→ **What needs to be done**
Read the records below and copy each line that contains "great".

* start Data to process *

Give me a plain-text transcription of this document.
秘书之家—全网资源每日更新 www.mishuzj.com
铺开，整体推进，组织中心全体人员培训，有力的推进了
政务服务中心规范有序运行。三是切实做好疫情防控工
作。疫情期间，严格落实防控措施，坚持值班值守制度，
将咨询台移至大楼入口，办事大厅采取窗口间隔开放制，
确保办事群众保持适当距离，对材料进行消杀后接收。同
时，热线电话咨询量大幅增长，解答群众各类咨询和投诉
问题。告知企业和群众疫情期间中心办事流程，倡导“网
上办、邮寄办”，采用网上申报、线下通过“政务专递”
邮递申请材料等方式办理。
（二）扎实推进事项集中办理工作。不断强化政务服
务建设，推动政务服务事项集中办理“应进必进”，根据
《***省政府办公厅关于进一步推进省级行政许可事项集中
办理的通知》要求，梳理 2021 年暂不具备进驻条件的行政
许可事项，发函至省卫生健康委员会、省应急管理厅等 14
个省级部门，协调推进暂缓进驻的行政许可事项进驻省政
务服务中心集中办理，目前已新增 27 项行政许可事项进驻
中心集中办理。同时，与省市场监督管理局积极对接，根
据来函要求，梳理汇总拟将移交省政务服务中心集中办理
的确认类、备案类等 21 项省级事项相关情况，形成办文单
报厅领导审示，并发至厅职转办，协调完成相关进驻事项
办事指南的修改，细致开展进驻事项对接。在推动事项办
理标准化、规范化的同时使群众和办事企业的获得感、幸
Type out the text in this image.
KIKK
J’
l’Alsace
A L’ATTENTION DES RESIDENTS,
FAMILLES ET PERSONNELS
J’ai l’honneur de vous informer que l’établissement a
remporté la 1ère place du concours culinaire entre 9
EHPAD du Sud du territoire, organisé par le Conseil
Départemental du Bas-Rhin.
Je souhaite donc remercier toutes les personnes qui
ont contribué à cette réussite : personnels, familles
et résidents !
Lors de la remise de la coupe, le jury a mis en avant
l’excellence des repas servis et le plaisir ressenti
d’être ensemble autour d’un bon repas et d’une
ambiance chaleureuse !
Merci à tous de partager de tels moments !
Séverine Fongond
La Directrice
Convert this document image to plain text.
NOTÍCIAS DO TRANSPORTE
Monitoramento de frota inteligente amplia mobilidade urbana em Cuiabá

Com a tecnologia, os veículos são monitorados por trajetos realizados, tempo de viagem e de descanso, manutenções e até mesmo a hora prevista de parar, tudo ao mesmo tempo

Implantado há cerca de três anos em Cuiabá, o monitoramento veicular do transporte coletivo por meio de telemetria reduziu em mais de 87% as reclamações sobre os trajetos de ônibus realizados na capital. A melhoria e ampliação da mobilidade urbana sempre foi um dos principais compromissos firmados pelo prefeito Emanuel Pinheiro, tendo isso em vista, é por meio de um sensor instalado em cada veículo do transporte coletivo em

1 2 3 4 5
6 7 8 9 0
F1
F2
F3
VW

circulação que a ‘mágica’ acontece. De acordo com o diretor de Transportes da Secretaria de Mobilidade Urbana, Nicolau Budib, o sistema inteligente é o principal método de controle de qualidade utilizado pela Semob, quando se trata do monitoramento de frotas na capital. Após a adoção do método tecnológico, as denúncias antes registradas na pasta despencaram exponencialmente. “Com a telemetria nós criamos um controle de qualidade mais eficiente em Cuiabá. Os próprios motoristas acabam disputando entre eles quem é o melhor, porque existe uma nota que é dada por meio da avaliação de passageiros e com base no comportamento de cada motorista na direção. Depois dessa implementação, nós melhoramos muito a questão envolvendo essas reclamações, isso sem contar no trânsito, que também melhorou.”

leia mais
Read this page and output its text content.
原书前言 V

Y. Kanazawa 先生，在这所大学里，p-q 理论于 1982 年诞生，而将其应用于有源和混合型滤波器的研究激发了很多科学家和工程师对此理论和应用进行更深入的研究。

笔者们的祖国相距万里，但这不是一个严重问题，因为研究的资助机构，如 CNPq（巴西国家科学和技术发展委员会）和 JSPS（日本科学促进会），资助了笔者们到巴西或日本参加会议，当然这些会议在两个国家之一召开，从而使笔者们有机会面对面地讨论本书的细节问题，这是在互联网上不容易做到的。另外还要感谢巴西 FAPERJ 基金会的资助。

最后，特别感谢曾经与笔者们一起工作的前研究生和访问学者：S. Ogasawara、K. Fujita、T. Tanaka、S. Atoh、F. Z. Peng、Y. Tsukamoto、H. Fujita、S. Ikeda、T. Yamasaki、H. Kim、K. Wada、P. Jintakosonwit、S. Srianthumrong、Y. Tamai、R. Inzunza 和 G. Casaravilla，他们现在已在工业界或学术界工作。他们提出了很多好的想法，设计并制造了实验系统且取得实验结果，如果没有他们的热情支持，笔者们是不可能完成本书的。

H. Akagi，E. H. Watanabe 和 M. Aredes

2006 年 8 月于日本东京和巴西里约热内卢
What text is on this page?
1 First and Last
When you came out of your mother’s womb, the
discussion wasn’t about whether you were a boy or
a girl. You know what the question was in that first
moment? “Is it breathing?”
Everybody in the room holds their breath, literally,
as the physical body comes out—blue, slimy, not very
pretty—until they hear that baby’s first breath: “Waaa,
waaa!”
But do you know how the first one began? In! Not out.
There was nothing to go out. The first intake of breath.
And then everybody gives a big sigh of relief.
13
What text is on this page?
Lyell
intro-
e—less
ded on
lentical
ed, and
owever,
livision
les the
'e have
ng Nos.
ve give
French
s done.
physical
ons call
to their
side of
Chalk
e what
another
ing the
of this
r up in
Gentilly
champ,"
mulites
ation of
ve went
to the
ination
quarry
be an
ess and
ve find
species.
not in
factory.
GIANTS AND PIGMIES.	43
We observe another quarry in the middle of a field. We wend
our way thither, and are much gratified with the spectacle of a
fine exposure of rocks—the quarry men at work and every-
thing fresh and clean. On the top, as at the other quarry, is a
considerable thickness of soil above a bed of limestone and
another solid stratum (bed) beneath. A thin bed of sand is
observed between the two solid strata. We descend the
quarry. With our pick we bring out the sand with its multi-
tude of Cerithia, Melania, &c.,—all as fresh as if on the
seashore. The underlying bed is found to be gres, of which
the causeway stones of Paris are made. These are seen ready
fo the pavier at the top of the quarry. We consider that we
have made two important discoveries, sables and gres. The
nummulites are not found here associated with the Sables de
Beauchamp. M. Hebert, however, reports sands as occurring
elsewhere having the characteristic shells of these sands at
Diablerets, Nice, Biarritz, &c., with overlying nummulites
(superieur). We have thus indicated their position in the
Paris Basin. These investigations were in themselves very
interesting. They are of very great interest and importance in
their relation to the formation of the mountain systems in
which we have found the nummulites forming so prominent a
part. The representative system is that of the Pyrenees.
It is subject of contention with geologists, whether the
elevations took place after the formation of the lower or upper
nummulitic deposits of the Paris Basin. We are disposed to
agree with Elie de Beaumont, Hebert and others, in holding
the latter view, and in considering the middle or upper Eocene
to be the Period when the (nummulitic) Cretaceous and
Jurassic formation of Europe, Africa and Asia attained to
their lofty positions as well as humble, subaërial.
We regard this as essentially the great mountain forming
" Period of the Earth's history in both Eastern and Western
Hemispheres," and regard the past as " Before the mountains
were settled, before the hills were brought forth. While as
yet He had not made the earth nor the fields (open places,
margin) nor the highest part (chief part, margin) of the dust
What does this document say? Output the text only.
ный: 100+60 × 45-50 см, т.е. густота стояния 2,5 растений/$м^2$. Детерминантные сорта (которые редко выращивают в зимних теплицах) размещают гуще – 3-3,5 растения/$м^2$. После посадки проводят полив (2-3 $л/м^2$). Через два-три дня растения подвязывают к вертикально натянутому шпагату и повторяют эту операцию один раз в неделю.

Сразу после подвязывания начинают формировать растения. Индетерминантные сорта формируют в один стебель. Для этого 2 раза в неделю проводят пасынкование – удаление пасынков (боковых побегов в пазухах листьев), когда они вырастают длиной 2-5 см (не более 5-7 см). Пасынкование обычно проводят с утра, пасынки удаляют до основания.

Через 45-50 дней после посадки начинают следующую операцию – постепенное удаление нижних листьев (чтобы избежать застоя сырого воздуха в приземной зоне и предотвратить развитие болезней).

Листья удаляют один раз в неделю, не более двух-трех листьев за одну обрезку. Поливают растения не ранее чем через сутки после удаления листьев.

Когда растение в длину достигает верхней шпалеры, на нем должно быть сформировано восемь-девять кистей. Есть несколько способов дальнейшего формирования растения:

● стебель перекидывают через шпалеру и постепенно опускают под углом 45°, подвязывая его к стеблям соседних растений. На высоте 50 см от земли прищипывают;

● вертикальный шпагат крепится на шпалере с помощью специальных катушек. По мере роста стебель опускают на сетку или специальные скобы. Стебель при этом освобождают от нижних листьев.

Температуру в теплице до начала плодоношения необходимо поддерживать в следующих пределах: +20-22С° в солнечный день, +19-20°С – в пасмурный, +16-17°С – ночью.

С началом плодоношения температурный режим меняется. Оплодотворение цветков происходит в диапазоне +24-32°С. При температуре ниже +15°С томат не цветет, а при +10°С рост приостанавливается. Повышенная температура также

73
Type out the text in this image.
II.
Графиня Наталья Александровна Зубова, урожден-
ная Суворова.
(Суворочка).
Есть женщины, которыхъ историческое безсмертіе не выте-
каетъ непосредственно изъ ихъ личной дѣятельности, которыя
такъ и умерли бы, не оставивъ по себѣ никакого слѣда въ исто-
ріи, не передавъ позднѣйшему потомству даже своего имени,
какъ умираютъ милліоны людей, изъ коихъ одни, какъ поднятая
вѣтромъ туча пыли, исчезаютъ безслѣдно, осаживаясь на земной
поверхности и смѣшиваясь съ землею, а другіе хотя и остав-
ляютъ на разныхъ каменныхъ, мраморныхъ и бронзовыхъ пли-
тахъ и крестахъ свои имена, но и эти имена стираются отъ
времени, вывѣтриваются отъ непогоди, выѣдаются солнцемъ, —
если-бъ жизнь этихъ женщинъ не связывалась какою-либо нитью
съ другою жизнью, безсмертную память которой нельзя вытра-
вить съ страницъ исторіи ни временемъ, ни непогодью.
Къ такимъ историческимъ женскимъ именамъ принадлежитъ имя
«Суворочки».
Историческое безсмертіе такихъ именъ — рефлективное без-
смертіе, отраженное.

* end Data to process *

→ **Correct response**
interesting. They are of very great interest and importance in
We regard this as essentially the great mountain forming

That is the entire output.